Start

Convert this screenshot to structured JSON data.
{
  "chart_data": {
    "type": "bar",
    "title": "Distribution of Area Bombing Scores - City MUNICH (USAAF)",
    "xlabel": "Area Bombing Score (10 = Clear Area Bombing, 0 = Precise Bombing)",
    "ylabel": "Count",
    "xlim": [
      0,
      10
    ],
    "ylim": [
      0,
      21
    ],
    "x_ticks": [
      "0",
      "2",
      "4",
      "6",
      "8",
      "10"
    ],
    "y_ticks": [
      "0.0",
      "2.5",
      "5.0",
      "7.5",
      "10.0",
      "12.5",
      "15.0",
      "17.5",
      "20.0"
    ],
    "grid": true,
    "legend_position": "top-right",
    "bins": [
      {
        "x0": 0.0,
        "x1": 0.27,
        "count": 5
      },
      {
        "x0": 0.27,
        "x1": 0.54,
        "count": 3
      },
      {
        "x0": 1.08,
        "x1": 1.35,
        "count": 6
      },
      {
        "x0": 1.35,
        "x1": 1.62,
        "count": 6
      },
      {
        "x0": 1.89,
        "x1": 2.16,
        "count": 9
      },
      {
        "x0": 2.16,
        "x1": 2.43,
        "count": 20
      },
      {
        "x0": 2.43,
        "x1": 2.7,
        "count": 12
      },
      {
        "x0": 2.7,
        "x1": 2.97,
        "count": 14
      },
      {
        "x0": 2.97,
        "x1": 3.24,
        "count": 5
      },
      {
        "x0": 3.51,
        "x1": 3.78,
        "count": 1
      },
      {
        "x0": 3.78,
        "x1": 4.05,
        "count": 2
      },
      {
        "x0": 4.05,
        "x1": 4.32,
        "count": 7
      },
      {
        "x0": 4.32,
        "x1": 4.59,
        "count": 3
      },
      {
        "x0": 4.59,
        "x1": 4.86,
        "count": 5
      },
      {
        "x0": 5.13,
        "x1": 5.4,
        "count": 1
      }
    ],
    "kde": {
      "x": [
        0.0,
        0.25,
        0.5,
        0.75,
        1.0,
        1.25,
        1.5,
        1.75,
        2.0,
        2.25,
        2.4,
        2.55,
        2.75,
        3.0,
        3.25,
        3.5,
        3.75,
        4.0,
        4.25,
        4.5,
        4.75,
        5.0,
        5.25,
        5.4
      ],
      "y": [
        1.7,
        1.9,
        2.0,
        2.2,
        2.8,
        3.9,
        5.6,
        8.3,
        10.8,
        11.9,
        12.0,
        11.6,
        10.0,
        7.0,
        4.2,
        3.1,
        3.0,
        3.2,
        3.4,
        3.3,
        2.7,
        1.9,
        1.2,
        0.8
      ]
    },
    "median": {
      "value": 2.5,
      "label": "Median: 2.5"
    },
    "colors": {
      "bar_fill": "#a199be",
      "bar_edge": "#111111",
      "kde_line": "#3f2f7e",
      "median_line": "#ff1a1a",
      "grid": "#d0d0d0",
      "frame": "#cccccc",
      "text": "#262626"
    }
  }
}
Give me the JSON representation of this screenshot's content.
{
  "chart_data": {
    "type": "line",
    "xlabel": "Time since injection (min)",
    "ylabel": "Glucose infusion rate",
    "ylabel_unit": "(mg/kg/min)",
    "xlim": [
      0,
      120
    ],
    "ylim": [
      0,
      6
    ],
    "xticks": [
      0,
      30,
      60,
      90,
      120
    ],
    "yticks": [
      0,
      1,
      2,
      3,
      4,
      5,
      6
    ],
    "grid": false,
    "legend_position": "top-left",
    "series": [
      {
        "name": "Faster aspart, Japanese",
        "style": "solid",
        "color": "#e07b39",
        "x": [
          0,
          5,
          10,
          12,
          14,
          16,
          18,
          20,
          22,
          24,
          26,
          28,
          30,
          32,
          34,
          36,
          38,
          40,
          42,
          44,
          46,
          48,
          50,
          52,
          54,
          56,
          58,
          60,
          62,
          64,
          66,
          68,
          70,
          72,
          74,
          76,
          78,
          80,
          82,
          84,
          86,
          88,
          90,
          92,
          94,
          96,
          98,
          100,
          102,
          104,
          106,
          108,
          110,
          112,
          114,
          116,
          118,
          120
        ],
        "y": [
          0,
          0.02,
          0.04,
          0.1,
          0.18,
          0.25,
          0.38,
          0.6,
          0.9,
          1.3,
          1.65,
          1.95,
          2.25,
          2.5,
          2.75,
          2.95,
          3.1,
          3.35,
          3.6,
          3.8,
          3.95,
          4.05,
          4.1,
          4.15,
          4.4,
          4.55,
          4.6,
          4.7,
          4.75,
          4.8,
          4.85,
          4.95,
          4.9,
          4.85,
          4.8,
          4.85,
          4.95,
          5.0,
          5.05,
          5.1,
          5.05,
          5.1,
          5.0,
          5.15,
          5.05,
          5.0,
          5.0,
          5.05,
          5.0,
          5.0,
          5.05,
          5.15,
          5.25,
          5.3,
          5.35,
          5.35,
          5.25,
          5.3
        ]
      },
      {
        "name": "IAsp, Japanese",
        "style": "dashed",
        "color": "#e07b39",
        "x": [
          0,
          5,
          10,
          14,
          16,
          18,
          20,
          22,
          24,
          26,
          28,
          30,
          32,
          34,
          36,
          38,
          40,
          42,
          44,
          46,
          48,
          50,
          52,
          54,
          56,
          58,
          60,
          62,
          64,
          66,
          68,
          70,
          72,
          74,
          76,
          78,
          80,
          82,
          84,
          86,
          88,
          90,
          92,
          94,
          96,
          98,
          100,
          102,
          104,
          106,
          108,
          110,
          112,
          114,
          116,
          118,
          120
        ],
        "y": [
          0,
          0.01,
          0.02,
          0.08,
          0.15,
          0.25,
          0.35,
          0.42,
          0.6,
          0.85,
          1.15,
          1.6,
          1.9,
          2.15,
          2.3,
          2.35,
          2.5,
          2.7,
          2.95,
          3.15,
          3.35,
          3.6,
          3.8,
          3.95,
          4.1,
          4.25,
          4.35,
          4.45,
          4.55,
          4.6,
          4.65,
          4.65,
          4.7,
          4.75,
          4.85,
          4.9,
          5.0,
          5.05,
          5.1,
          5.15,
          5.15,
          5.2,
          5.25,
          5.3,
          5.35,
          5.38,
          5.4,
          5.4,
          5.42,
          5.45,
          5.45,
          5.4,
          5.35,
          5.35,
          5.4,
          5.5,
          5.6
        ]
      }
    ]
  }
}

End

Prompt:
Every entry needs to be retyped exactly.

Correct answer:
Convert this screenshot to structured JSON data.
{
  "chart_data": {
    "type": "bar",
    "title": "Distribution of Area Bombing Scores - City MUNICH (USAAF)",
    "xlabel": "Area Bombing Score (10 = Clear Area Bombing, 0 = Precise Bombing)",
    "ylabel": "Count",
    "xlim": [
      0,
      10
    ],
    "ylim": [
      0,
      21
    ],
    "x_ticks": [
      "0",
      "2",
      "4",
      "6",
      "8",
      "10"
    ],
    "y_ticks": [
      "0.0",
      "2.5",
      "5.0",
      "7.5",
      "10.0",
      "12.5",
      "15.0",
      "17.5",
      "20.0"
    ],
    "grid": true,
    "legend_position": "top-right",
    "bins": [
      {
        "x0": 0.0,
        "x1": 0.27,
        "count": 5
      },
      {
        "x0": 0.27,
        "x1": 0.54,
        "count": 3
      },
      {
        "x0": 1.08,
        "x1": 1.35,
        "count": 6
      },
      {
        "x0": 1.35,
        "x1": 1.62,
        "count": 6
      },
      {
        "x0": 1.89,
        "x1": 2.16,
        "count": 9
      },
      {
        "x0": 2.16,
        "x1": 2.43,
        "count": 20
      },
      {
        "x0": 2.43,
        "x1": 2.7,
        "count": 12
      },
      {
        "x0": 2.7,
        "x1": 2.97,
        "count": 14
      },
      {
        "x0": 2.97,
        "x1": 3.24,
        "count": 5
      },
      {
        "x0": 3.51,
        "x1": 3.78,
        "count": 1
      },
      {
        "x0": 3.78,
        "x1": 4.05,
        "count": 2
      },
      {
        "x0": 4.05,
        "x1": 4.32,
        "count": 7
      },
      {
        "x0": 4.32,
        "x1": 4.59,
        "count": 3
      },
      {
        "x0": 4.59,
        "x1": 4.86,
        "count": 5
      },
      {
        "x0": 5.13,
        "x1": 5.4,
        "count": 1
      }
    ],
    "kde": {
      "x": [
        0.0,
        0.25,
        0.5,
        0.75,
        1.0,
        1.25,
        1.5,
        1.75,
        2.0,
        2.25,
        2.4,
        2.55,
        2.75,
        3.0,
        3.25,
        3.5,
        3.75,
        4.0,
        4.25,
        4.5,
        4.75,
        5.0,
        5.25,
        5.4
      ],
      "y": [
        1.7,
        1.9,
        2.0,
        2.2,
        2.8,
        3.9,
        5.6,
        8.3,
        10.8,
        11.9,
        12.0,
        11.6,
        10.0,
        7.0,
        4.2,
        3.1,
        3.0,
        3.2,
        3.4,
        3.3,
        2.7,
        1.9,
        1.2,
        0.8
      ]
    },
    "median": {
      "value": 2.5,
      "label": "Median: 2.5"
    },
    "colors": {
      "bar_fill": "#a199be",
      "bar_edge": "#111111",
      "kde_line": "#3f2f7e",
      "median_line": "#ff1a1a",
      "grid": "#d0d0d0",
      "frame": "#cccccc",
      "text": "#262626"
    }
  }
}
Give me the JSON representation of this screenshot's content.
{
  "chart_data": {
    "type": "line",
    "xlabel": "Time since injection (min)",
    "ylabel": "Glucose infusion rate",
    "ylabel_unit": "(mg/kg/min)",
    "xlim": [
      0,
      120
    ],
    "ylim": [
      0,
      6
    ],
    "xticks": [
      0,
      30,
      60,
      90,
      120
    ],
    "yticks": [
      0,
      1,
      2,
      3,
      4,
      5,
      6
    ],
    "grid": false,
    "legend_position": "top-left",
    "series": [
      {
        "name": "Faster aspart, Japanese",
        "style": "solid",
        "color": "#e07b39",
        "x": [
          0,
          5,
          10,
          12,
          14,
          16,
          18,
          20,
          22,
          24,
          26,
          28,
          30,
          32,
          34,
          36,
          38,
          40,
          42,
          44,
          46,
          48,
          50,
          52,
          54,
          56,
          58,
          60,
          62,
          64,
          66,
          68,
          70,
          72,
          74,
          76,
          78,
          80,
          82,
          84,
          86,
          88,
          90,
          92,
          94,
          96,
          98,
          100,
          102,
          104,
          106,
          108,
          110,
          112,
          114,
          116,
          118,
          120
        ],
        "y": [
          0,
          0.02,
          0.04,
          0.1,
          0.18,
          0.25,
          0.38,
          0.6,
          0.9,
          1.3,
          1.65,
          1.95,
          2.25,
          2.5,
          2.75,
          2.95,
          3.1,
          3.35,
          3.6,
          3.8,
          3.95,
          4.05,
          4.1,
          4.15,
          4.4,
          4.55,
          4.6,
          4.7,
          4.75,
          4.8,
          4.85,
          4.95,
          4.9,
          4.85,
          4.8,
          4.85,
          4.95,
          5.0,
          5.05,
          5.1,
          5.05,
          5.1,
          5.0,
          5.15,
          5.05,
          5.0,
          5.0,
          5.05,
          5.0,
          5.0,
          5.05,
          5.15,
          5.25,
          5.3,
          5.35,
          5.35,
          5.25,
          5.3
        ]
      },
      {
        "name": "IAsp, Japanese",
        "style": "dashed",
        "color": "#e07b39",
        "x": [
          0,
          5,
          10,
          14,
          16,
          18,
          20,
          22,
          24,
          26,
          28,
          30,
          32,
          34,
          36,
          38,
          40,
          42,
          44,
          46,
          48,
          50,
          52,
          54,
          56,
          58,
          60,
          62,
          64,
          66,
          68,
          70,
          72,
          74,
          76,
          78,
          80,
          82,
          84,
          86,
          88,
          90,
          92,
          94,
          96,
          98,
          100,
          102,
          104,
          106,
          108,
          110,
          112,
          114,
          116,
          118,
          120
        ],
        "y": [
          0,
          0.01,
          0.02,
          0.08,
          0.15,
          0.25,
          0.35,
          0.42,
          0.6,
          0.85,
          1.15,
          1.6,
          1.9,
          2.15,
          2.3,
          2.35,
          2.5,
          2.7,
          2.95,
          3.15,
          3.35,
          3.6,
          3.8,
          3.95,
          4.1,
          4.25,
          4.35,
          4.45,
          4.55,
          4.6,
          4.65,
          4.65,
          4.7,
          4.75,
          4.85,
          4.9,
          5.0,
          5.05,
          5.1,
          5.15,
          5.15,
          5.2,
          5.25,
          5.3,
          5.35,
          5.38,
          5.4,
          5.4,
          5.42,
          5.45,
          5.45,
          5.4,
          5.35,
          5.35,
          5.4,
          5.5,
          5.6
        ]
      }
    ]
  }
}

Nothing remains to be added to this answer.